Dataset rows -
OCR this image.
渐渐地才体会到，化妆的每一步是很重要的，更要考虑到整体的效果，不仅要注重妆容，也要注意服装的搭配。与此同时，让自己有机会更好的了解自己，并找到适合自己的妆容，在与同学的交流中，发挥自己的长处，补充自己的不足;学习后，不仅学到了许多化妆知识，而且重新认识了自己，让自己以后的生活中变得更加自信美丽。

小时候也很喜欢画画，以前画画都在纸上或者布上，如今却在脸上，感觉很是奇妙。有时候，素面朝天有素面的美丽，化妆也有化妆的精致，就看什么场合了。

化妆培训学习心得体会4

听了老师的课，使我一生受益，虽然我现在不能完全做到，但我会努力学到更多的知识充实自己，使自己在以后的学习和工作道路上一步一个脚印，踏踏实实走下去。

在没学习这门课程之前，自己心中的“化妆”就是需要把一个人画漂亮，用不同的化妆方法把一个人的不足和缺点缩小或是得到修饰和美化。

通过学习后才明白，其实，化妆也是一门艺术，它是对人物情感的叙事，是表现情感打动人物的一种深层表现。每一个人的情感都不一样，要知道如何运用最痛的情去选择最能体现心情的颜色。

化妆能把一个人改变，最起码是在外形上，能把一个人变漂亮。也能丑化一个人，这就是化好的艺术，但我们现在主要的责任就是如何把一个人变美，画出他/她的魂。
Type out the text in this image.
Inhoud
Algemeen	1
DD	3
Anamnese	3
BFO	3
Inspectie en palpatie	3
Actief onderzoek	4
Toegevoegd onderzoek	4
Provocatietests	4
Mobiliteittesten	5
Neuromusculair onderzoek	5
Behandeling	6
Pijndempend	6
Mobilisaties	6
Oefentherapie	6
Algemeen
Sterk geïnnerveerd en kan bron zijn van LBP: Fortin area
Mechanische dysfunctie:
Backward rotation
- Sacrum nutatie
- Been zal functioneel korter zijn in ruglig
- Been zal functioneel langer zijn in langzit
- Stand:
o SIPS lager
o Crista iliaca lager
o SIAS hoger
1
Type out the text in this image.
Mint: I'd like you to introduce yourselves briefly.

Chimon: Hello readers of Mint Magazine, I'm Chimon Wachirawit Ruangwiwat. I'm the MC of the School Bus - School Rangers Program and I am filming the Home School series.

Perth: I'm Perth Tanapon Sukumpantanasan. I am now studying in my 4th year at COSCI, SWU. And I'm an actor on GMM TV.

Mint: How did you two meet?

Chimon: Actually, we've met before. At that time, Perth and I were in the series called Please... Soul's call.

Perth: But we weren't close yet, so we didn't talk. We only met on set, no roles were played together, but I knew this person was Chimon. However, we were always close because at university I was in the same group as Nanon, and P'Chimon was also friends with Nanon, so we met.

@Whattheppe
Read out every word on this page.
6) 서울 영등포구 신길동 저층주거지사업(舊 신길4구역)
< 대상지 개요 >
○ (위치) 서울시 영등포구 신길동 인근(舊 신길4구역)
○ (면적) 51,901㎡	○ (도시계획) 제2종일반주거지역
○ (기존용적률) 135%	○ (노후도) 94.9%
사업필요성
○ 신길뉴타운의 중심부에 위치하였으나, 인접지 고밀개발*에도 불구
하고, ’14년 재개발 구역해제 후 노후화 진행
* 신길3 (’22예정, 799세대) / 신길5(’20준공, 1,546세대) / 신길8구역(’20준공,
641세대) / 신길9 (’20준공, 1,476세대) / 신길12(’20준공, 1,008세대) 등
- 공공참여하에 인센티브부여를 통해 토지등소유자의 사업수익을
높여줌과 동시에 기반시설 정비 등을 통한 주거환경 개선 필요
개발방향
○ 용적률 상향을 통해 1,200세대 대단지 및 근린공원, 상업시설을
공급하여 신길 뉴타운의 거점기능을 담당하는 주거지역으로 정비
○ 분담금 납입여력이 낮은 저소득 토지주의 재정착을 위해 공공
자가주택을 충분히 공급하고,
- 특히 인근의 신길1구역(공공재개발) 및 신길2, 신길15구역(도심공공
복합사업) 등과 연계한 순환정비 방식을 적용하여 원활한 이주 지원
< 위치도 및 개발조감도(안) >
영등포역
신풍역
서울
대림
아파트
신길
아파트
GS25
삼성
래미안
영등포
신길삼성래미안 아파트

Task statement -
Set every line of the listing down word for word.

Output below -
OCR this image.
渐渐地才体会到，化妆的每一步是很重要的，更要考虑到整体的效果，不仅要注重妆容，也要注意服装的搭配。与此同时，让自己有机会更好的了解自己，并找到适合自己的妆容，在与同学的交流中，发挥自己的长处，补充自己的不足;学习后，不仅学到了许多化妆知识，而且重新认识了自己，让自己以后的生活中变得更加自信美丽。

小时候也很喜欢画画，以前画画都在纸上或者布上，如今却在脸上，感觉很是奇妙。有时候，素面朝天有素面的美丽，化妆也有化妆的精致，就看什么场合了。

化妆培训学习心得体会4

听了老师的课，使我一生受益，虽然我现在不能完全做到，但我会努力学到更多的知识充实自己，使自己在以后的学习和工作道路上一步一个脚印，踏踏实实走下去。

在没学习这门课程之前，自己心中的“化妆”就是需要把一个人画漂亮，用不同的化妆方法把一个人的不足和缺点缩小或是得到修饰和美化。

通过学习后才明白，其实，化妆也是一门艺术，它是对人物情感的叙事，是表现情感打动人物的一种深层表现。每一个人的情感都不一样，要知道如何运用最痛的情去选择最能体现心情的颜色。

化妆能把一个人改变，最起码是在外形上，能把一个人变漂亮。也能丑化一个人，这就是化好的艺术，但我们现在主要的责任就是如何把一个人变美，画出他/她的魂。
Type out the text in this image.
Inhoud
Algemeen	1
DD	3
Anamnese	3
BFO	3
Inspectie en palpatie	3
Actief onderzoek	4
Toegevoegd onderzoek	4
Provocatietests	4
Mobiliteittesten	5
Neuromusculair onderzoek	5
Behandeling	6
Pijndempend	6
Mobilisaties	6
Oefentherapie	6
Algemeen
Sterk geïnnerveerd en kan bron zijn van LBP: Fortin area
Mechanische dysfunctie:
Backward rotation
- Sacrum nutatie
- Been zal functioneel korter zijn in ruglig
- Been zal functioneel langer zijn in langzit
- Stand:
o SIPS lager
o Crista iliaca lager
o SIAS hoger
1
Type out the text in this image.
Mint: I'd like you to introduce yourselves briefly.

Chimon: Hello readers of Mint Magazine, I'm Chimon Wachirawit Ruangwiwat. I'm the MC of the School Bus - School Rangers Program and I am filming the Home School series.

Perth: I'm Perth Tanapon Sukumpantanasan. I am now studying in my 4th year at COSCI, SWU. And I'm an actor on GMM TV.

Mint: How did you two meet?

Chimon: Actually, we've met before. At that time, Perth and I were in the series called Please... Soul's call.

Perth: But we weren't close yet, so we didn't talk. We only met on set, no roles were played together, but I knew this person was Chimon. However, we were always close because at university I was in the same group as Nanon, and P'Chimon was also friends with Nanon, so we met.

@Whattheppe
Read out every word on this page.
6) 서울 영등포구 신길동 저층주거지사업(舊 신길4구역)
< 대상지 개요 >
○ (위치) 서울시 영등포구 신길동 인근(舊 신길4구역)
○ (면적) 51,901㎡	○ (도시계획) 제2종일반주거지역
○ (기존용적률) 135%	○ (노후도) 94.9%
사업필요성
○ 신길뉴타운의 중심부에 위치하였으나, 인접지 고밀개발*에도 불구
하고, ’14년 재개발 구역해제 후 노후화 진행
* 신길3 (’22예정, 799세대) / 신길5(’20준공, 1,546세대) / 신길8구역(’20준공,
641세대) / 신길9 (’20준공, 1,476세대) / 신길12(’20준공, 1,008세대) 등
- 공공참여하에 인센티브부여를 통해 토지등소유자의 사업수익을
높여줌과 동시에 기반시설 정비 등을 통한 주거환경 개선 필요
개발방향
○ 용적률 상향을 통해 1,200세대 대단지 및 근린공원, 상업시설을
공급하여 신길 뉴타운의 거점기능을 담당하는 주거지역으로 정비
○ 분담금 납입여력이 낮은 저소득 토지주의 재정착을 위해 공공
자가주택을 충분히 공급하고,
- 특히 인근의 신길1구역(공공재개발) 및 신길2, 신길15구역(도심공공
복합사업) 등과 연계한 순환정비 방식을 적용하여 원활한 이주 지원
< 위치도 및 개발조감도(안) >
영등포역
신풍역
서울
대림
아파트
신길
아파트
GS25
삼성
래미안
영등포
신길삼성래미안 아파트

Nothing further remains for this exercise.